> _TEXTE PROPOSÉ_:
────────────────────

Côte d’Ivoire – Laurent Gbagbo :  « Ce qu’on peut me reprocher, c’est d’avoir nationalisé deux banques françaises »

Lors de la deuxième édition de la Fête de la Renaissance du PPACI, le parti qu’il a fondé après son acquittement par la CPI, à Agboville, au nord d’Abidjan, dimanche 6 avril 2024, Laurent Gbagbo, l’ancien président ivoirien, s’est prononcé sur des sujets brûlants, dont le franc CFA, qu’il estime ne pas être une bonne monnaie. Nous vous proposons un extrait de sa déclaration.

« On m’a arrêté. Une fois arrivé à la CPI, eh bien, on a dit que j’avais tué des gens. Avant de passer devant le tribunal, j’avais quelques craintes. Je me disais que, en tant que chef de l’État, n’étant pas souvent dans la rue, peut-être que les forces de l’ordre ont commis des actes en mon nom sans que j’en sois informé. Donc, nous allons voir ce qui en est.

────────────────────

> _LIGNES_:

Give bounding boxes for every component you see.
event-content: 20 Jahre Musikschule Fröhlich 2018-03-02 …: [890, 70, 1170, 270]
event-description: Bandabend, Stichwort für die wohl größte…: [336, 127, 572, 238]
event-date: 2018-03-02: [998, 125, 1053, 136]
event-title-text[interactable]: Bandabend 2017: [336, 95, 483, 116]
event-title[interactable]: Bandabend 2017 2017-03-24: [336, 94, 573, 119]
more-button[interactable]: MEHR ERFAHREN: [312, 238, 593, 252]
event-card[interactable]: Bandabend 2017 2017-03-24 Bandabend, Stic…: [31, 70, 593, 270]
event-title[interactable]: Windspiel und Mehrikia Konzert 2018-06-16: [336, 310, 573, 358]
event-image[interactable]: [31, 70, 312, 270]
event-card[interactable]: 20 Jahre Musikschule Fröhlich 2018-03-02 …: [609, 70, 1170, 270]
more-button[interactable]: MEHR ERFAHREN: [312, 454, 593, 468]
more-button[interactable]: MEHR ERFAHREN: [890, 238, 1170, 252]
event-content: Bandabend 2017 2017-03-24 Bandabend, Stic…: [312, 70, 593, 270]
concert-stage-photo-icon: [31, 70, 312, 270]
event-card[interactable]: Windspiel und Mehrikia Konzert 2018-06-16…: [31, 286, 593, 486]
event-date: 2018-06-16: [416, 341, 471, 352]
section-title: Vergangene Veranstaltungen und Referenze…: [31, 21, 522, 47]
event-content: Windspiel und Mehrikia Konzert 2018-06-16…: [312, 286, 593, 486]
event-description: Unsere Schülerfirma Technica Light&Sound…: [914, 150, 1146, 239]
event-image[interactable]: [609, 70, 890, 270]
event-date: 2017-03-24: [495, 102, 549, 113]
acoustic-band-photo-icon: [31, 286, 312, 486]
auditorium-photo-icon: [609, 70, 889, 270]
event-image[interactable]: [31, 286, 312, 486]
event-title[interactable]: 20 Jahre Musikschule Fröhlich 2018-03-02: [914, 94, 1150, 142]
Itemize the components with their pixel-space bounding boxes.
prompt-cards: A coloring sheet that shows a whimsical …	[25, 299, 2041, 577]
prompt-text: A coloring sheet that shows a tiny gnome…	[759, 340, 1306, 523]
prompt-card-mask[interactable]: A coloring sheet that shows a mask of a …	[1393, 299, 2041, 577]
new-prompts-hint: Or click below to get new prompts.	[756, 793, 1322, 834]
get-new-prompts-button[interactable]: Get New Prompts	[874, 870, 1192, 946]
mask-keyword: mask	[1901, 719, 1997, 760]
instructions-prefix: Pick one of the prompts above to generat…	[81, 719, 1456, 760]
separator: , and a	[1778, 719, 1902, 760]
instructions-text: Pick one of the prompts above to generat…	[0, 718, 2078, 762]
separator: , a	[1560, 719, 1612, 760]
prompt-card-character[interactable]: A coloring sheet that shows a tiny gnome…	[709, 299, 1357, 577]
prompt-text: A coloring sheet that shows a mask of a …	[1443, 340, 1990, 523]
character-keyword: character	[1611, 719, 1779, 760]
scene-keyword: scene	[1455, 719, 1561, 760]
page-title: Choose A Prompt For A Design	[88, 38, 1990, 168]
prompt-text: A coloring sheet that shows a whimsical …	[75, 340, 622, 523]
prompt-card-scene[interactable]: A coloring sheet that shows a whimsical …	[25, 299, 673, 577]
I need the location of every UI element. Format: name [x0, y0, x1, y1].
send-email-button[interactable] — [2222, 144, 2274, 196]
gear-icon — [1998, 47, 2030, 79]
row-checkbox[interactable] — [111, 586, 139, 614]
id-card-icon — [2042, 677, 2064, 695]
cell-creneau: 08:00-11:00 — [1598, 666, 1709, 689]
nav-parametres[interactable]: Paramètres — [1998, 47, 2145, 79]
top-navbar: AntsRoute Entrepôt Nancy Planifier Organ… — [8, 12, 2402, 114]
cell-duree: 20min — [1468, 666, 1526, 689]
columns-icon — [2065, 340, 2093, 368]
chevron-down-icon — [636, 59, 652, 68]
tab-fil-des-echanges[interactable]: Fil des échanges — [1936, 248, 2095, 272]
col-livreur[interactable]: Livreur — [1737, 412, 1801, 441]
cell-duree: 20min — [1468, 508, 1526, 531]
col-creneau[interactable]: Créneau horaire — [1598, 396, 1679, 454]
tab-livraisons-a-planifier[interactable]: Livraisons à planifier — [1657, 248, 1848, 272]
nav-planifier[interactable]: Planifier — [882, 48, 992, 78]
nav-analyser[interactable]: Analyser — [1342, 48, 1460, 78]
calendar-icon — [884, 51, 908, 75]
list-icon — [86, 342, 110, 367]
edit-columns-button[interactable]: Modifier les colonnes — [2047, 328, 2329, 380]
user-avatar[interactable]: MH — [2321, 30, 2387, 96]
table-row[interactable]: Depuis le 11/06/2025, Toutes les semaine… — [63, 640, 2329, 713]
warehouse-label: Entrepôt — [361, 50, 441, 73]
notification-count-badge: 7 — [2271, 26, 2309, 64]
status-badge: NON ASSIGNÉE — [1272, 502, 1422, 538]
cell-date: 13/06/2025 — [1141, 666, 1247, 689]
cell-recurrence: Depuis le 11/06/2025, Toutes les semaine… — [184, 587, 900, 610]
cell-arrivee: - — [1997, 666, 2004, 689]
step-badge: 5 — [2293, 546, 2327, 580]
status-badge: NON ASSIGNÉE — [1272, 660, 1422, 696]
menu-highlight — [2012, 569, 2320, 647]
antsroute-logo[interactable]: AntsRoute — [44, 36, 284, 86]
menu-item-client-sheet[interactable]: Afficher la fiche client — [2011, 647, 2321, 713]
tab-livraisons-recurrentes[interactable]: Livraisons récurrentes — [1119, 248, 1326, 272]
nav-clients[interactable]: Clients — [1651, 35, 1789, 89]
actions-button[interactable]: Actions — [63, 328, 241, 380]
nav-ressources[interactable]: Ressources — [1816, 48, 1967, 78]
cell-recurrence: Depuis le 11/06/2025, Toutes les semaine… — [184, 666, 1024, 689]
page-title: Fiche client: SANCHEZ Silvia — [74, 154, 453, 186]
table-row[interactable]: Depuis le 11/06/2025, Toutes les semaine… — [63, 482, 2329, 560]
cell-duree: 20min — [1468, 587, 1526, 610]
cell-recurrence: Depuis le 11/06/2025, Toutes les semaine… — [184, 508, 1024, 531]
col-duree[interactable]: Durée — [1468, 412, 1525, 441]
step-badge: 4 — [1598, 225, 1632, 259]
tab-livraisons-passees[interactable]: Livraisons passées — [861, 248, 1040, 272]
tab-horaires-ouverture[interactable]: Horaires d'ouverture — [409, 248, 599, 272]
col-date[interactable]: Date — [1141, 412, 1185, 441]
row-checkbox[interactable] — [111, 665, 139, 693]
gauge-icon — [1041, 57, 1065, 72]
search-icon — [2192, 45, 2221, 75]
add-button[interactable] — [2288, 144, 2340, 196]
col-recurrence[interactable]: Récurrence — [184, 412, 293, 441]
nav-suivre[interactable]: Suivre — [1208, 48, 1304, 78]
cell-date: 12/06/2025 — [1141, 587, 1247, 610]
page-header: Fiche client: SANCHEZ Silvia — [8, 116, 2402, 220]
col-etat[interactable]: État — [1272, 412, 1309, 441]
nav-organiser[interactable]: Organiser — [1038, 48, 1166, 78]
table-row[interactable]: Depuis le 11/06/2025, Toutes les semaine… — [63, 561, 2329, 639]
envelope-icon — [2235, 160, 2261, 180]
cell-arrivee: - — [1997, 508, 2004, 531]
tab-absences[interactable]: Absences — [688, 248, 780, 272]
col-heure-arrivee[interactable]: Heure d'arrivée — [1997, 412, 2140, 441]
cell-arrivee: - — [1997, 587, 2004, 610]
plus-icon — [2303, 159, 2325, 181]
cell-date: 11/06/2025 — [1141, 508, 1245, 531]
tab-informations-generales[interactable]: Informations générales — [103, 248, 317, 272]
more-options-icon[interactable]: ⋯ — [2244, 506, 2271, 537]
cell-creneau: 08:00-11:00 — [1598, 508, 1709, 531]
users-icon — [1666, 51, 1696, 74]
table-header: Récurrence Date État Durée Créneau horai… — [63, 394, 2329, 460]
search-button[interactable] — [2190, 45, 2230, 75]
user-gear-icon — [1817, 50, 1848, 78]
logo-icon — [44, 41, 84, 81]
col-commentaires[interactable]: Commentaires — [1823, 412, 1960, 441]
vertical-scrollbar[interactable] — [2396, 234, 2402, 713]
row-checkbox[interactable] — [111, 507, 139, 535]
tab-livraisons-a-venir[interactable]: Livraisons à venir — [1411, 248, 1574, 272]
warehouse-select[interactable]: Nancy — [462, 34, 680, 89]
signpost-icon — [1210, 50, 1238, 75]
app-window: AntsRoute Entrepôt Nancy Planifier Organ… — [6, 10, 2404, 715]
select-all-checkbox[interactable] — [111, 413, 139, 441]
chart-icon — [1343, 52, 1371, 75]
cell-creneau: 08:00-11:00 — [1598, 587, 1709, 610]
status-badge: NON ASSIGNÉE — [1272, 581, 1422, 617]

────────────────────

> _CONSIGNES DE L'EXERCICE_: D'après le texte proposé, dans quelle ville Laurent Gbagbo a-t-il pris la parole lors de la deuxième édition de la Fête de la Renaissance du PPACI ?

> _RÉSULTAT_: À Agboville, au nord d'Abidjan.